> Data excerpts:
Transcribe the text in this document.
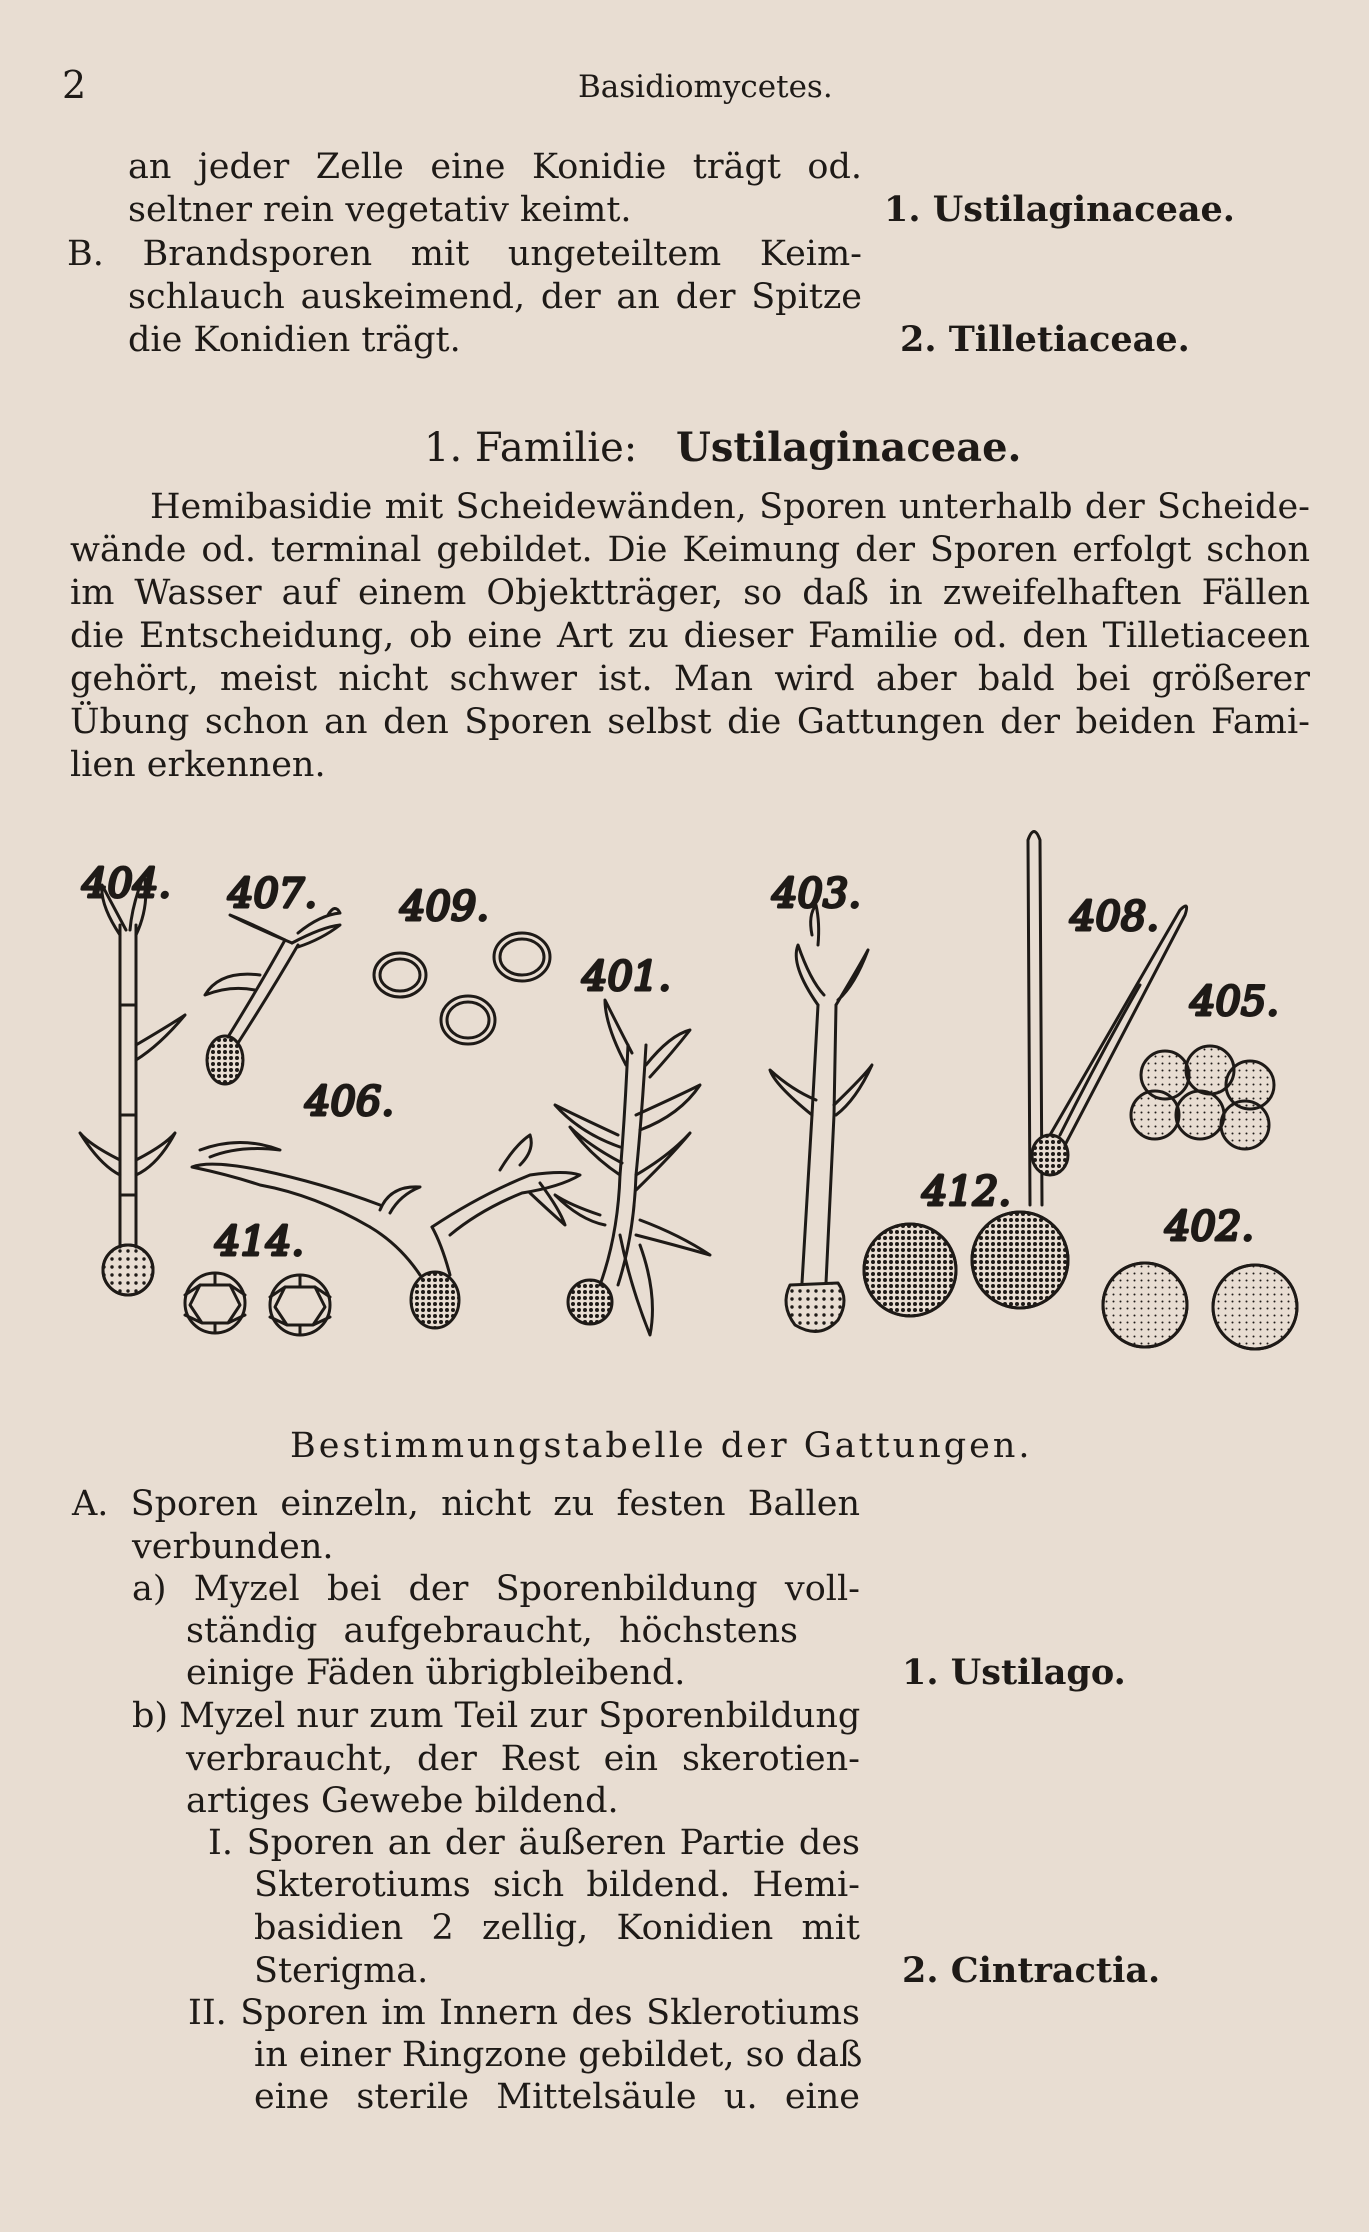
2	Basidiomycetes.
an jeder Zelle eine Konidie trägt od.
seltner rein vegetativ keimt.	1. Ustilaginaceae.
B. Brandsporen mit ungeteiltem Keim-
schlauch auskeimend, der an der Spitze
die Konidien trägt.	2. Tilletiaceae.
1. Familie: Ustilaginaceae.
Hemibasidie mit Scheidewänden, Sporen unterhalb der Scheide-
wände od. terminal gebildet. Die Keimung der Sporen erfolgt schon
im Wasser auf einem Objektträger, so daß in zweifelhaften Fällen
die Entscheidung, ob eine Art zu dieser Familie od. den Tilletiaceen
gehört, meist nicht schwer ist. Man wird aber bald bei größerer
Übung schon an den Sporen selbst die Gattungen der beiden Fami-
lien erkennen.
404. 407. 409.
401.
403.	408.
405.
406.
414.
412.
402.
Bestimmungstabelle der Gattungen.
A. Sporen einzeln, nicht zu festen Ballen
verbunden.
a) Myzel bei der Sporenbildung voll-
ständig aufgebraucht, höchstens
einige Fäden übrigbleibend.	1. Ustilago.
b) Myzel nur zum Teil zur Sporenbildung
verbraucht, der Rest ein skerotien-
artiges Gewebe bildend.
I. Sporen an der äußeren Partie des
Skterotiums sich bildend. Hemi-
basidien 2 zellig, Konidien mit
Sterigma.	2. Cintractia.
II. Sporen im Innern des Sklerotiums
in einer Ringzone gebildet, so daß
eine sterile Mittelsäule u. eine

==

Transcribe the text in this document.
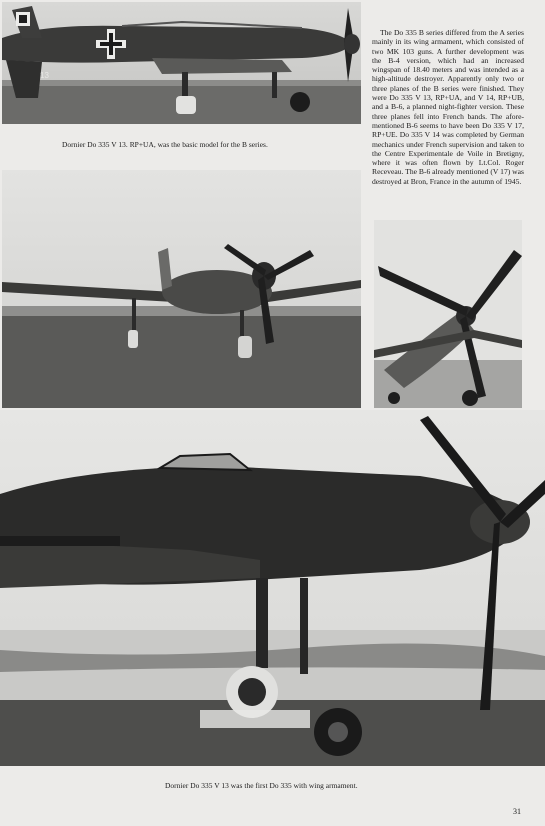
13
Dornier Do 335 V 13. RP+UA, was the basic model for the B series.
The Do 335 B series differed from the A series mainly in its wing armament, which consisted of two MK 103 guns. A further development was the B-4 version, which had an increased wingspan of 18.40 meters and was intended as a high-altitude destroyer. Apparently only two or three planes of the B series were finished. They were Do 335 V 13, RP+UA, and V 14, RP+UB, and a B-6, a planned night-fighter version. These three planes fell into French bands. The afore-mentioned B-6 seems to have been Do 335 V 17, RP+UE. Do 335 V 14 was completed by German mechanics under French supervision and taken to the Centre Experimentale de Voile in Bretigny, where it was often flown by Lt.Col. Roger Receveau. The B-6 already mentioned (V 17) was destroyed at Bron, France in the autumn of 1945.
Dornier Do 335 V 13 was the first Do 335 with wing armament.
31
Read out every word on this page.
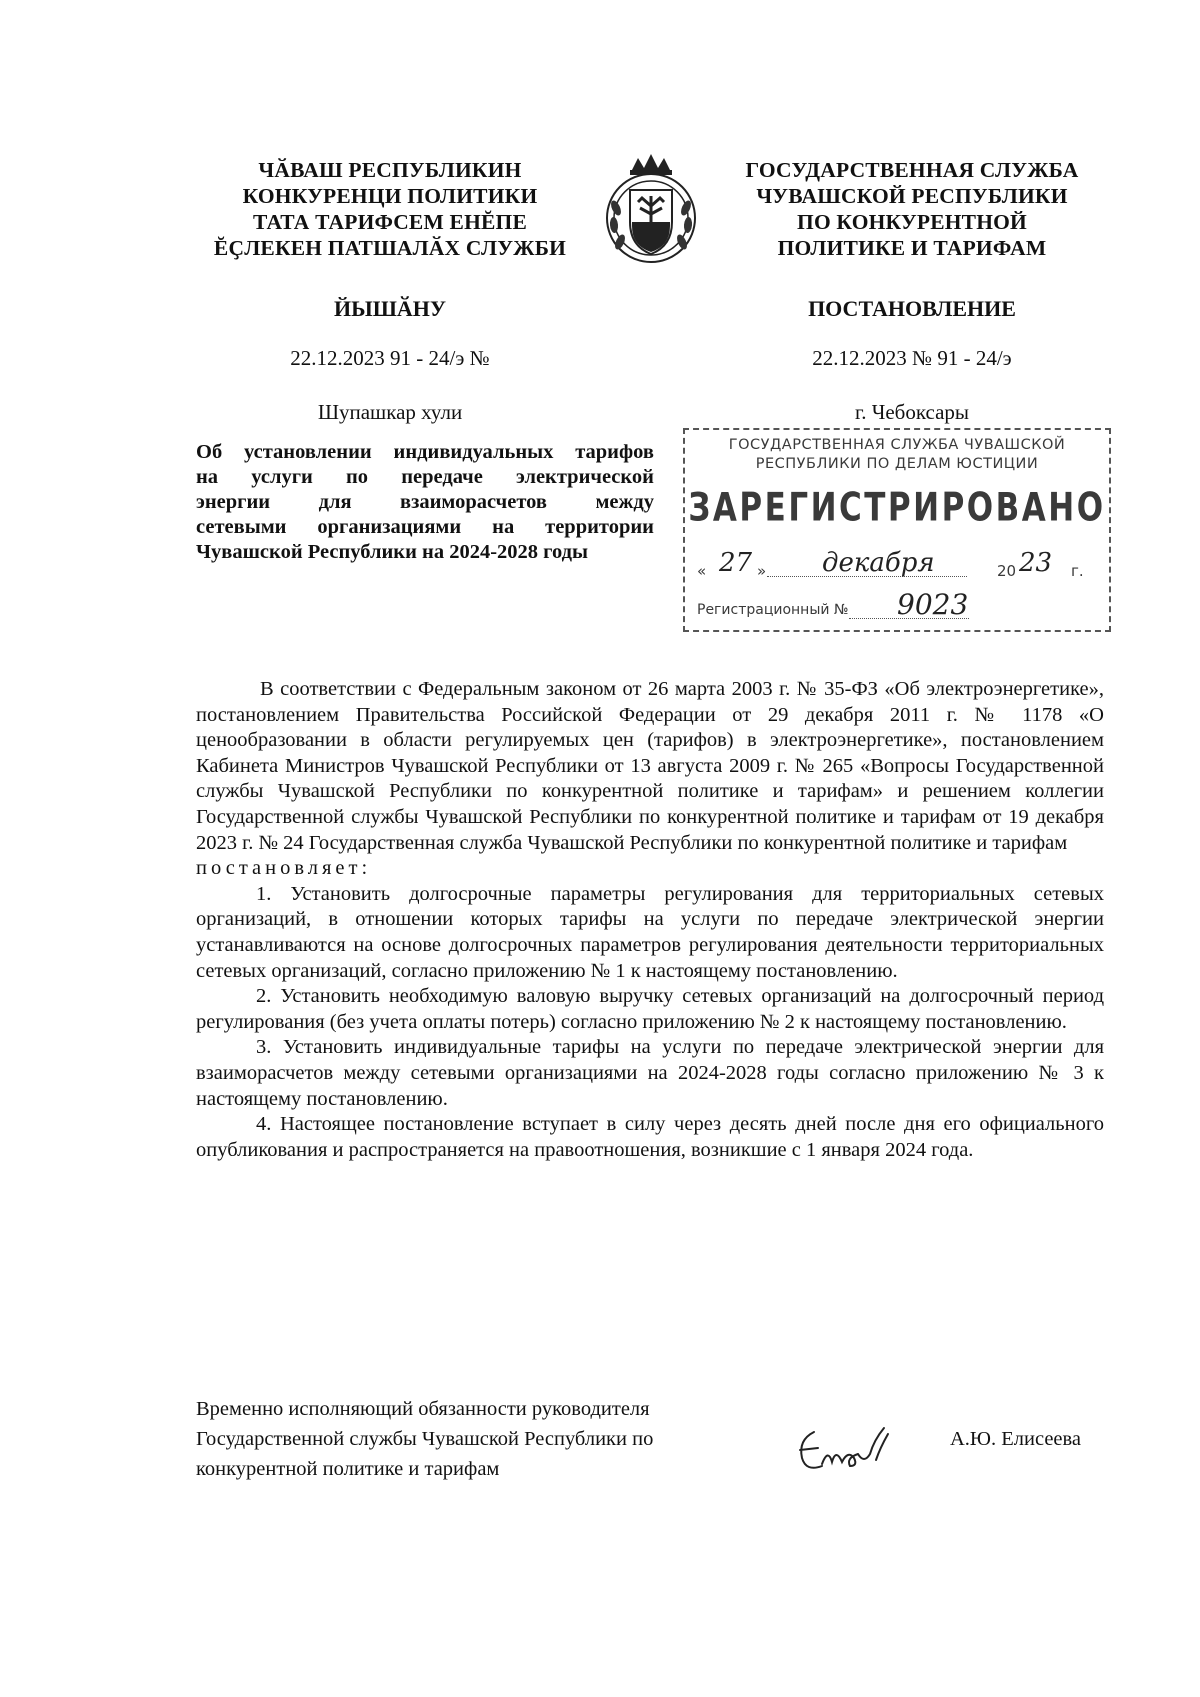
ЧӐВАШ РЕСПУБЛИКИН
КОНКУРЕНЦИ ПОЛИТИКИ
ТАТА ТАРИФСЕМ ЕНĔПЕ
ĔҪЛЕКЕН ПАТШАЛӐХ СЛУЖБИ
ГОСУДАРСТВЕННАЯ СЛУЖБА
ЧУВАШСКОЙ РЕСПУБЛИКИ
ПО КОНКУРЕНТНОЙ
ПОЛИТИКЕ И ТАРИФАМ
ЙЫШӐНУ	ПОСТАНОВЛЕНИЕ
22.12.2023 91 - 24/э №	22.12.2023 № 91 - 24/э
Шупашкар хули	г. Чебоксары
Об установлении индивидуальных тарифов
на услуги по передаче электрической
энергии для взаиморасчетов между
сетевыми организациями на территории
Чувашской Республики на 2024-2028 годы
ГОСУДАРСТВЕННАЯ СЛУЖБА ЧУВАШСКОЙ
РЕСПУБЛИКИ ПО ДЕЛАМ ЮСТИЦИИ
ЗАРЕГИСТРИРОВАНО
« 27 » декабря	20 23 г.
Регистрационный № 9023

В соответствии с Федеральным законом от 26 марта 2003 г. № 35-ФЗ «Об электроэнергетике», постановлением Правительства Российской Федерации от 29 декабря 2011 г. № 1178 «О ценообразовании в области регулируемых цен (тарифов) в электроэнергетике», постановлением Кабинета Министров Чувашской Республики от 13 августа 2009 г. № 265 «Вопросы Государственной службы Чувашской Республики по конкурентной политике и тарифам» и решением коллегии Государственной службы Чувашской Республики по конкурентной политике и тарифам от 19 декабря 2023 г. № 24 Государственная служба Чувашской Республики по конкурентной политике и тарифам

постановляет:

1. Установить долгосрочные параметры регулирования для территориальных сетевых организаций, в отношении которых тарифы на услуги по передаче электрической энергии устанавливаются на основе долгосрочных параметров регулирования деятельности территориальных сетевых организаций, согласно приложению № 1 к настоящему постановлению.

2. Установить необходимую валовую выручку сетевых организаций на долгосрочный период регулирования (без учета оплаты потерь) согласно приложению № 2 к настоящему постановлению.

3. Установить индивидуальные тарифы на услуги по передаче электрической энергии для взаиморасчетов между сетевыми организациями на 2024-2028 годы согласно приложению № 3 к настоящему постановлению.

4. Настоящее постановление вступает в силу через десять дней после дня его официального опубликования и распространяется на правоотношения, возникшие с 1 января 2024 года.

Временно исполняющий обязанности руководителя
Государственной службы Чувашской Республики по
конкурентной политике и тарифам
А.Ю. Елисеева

> Work to be completed: Find the string "сетевыми" in the entries above and return each line that holds it.

> Task output:
сетевыми организациями на территории
3. Установить индивидуальные тарифы на услуги по передаче электрической энергии для взаиморасчетов между сетевыми организациями на 2024-2028 годы согласно приложению № 3 к настоящему постановлению.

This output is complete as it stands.